**OBJECTIVE 1:**
In the rows, from the start of the rows through the line containing "edited-file-title: 已编辑 FileBrowserScreen.kt", switch "bbox" to "bounding box" and give those lines again with all else unchanged.

**TEXT EXCERPT:**
::::::::
Maria is sent home, and Anita argues with Bernardo that they are in America, not Puerto Rico. At the Sharks' apartment building, Anita and other girls from Puerto Rico engage in a spirited argument with Bernardo in defense of Maria's right to dance with whomever she pleases. They debate the advantages and disadvantages of their country ("America"). Eventually the women and the men disperse as Bernardo and his gang go to the war council.
Tony discreetly visits Maria outside the fire escape at her home and they confirm their love ("Tonight"). They arrange to meet the next day at the bridal shop where Maria works. Meanwhile, the Jets gather outside of Doc's store to wait for the Sharks. They are visited by Officer Krupke, who warns them not to cause trouble on his beat. After he leaves, they lampoon him and the various theories of how to deal with juvenile delinquency ("Gee, Officer Krupke!"). Doc (Ned Glass) is about to close the store, but the Jets convince him to stay open. The Sharks finally arrive and the war council begins. In the middle of this, Tony arrives and calls them chickens for having to fight with weapons. He demands that they have a fair one-on-one fist fight instead of an all-out rumble. The gang leaders agree, with Bernardo representing the Sharks and Ice (Tucker Smith) representing the Jets (much to Bernardo's disappointment, as he was hoping to face Tony). They are soon alerted of Lieutenant Schrank's arrival, so the gangs quickly intermix together and feign happiness and fun. Schrank pretends that it is a good thing that they are getting along and remarks he might even get a promotion, but he knows what they are up to. Schrank stamping orders the Puerto Ricans out (while they whistle "My Country, 'Tis of Thee"), then asks the Jets where the rumble is taking place,in the process angering several members with sarcastic and insulting coments including A-Rab's father (and especially Action) who Schrank implies his mother is a prostitute, which angers Action who almost attacks Schrank, but is restrained by the other Jets much to the lieutenant's pleasure. Soon, the Jets disperse and Schrank leaves as well, leaving Tony and Doc alone in the store to clean up. Tony, who is in a good mood, surprises Doc and tells him about his love for Maria. The day comes to an end as a distressed Doc closes the store and Tony leaves.
Act II 
The next day at Madam Lucia's bridal shop, Maria sings to her co-workers about how happy and excited she is ("I Feel Pretty"). After everyone except Maria and Anita leaves, Anita tells Maria about the impending rumble accidentally. Anita tells Maria to go home, but Maria insists that she wants to close the store by herself because she has work to do. Suddenly, Tony arrives to see Maria, leaving Anita in shock. Tony tells Anita of his and Maria's love, and Anita mocks Maria. Although Anita is initially shocked to see that Maria and Tony are having a romance, she shows some tolerance but worries about the consequences if Bernardo were to find out. Anita, who is also Maria's roommate, leaves to prepare for a planned date with Bernardo after the rumble. Maria pleads with Tony to prevent the rumble altogether, even if it is only a fist fight, and Tony promises to do so. Then Tony and Maria, using clothes in the bridal shop, fantasize about their wedding ("One Hand, One Heart"). They use the headless mannequins as their parents, best man (Riff) and Maid of Honor (Anita). They exchange wedding vows and kiss.
::::::::
**RECORDS FOR THIS EXERCISE:**
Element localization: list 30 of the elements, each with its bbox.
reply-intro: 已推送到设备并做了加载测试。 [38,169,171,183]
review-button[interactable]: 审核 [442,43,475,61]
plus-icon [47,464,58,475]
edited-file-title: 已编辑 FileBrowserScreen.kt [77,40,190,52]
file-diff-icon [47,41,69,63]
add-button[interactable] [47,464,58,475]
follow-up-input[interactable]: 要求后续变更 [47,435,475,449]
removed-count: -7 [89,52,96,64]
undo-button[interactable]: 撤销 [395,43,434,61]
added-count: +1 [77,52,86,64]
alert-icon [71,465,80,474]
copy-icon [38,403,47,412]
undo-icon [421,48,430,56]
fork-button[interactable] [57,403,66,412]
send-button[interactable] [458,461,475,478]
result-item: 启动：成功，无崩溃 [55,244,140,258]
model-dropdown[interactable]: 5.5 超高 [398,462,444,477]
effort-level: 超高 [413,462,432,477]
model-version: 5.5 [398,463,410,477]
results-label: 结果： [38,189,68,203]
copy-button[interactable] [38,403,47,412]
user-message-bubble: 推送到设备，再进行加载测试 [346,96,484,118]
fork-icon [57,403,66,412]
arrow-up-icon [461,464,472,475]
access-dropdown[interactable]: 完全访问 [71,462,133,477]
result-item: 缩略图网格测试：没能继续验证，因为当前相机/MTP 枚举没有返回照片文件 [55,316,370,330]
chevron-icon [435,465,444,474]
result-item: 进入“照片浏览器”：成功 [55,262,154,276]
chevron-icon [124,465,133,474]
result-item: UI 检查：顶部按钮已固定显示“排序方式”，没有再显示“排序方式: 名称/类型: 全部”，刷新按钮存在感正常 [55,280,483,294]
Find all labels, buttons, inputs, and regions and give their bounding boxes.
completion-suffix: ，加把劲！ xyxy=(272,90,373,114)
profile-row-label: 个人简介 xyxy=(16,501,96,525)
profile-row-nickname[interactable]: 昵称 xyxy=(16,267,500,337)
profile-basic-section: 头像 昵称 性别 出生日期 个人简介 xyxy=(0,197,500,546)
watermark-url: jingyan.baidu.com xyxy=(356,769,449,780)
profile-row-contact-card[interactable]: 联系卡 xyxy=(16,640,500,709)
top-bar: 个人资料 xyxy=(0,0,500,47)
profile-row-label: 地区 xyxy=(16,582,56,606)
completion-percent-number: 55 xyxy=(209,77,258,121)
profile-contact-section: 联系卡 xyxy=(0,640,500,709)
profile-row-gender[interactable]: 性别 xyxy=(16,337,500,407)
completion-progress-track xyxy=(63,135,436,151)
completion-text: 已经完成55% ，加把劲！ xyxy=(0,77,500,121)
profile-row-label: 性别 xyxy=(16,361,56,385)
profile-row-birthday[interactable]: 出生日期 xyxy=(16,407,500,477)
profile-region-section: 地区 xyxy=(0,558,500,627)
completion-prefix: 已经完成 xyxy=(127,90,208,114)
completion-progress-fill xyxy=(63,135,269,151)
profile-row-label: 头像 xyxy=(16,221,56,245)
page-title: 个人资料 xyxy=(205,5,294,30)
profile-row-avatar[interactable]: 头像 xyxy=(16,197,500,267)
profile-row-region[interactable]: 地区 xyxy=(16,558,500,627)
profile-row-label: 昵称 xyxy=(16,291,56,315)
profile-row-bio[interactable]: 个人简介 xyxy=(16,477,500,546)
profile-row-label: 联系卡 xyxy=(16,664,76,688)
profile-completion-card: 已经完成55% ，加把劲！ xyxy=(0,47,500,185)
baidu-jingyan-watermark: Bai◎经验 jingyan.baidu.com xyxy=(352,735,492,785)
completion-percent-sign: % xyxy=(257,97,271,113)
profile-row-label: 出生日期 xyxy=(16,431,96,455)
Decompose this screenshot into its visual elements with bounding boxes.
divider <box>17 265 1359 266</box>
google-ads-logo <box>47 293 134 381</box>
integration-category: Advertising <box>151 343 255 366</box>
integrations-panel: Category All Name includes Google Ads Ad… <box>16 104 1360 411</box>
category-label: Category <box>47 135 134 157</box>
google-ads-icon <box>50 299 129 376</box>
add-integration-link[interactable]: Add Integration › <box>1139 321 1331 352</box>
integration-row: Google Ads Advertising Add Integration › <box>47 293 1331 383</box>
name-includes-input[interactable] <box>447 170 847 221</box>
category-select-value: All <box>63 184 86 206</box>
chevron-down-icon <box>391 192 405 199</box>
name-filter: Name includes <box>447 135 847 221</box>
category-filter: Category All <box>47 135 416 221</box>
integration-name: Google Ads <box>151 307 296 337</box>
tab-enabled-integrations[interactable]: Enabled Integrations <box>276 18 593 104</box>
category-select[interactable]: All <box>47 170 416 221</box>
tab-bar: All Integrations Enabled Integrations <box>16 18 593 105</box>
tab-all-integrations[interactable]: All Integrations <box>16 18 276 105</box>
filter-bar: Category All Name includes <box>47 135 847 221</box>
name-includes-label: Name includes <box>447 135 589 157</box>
::::::::
**OBJECTIVE 2:**
Quote the plot summary word for word, between "Maria is sent" and "the war council.", inclusive.

**ANSWER 1:**
Element localization: list 30 of the elements, each with its bounding box.
reply-intro: 已推送到设备并做了加载测试。 [38,169,171,183]
review-button[interactable]: 审核 [442,43,475,61]
plus-icon [47,464,58,475]
edited-file-title: 已编辑 FileBrowserScreen.kt [77,40,190,52]

**ANSWER 2:**
Maria is sent home, and Anita argues with Bernardo that they are in America, not Puerto Rico. At the Sharks' apartment building, Anita and other girls from Puerto Rico engage in a spirited argument with Bernardo in defense of Maria's right to dance with whomever she pleases. They debate the advantages and disadvantages of their country ("America"). Eventually the women and the men disperse as Bernardo and his gang go to the war council.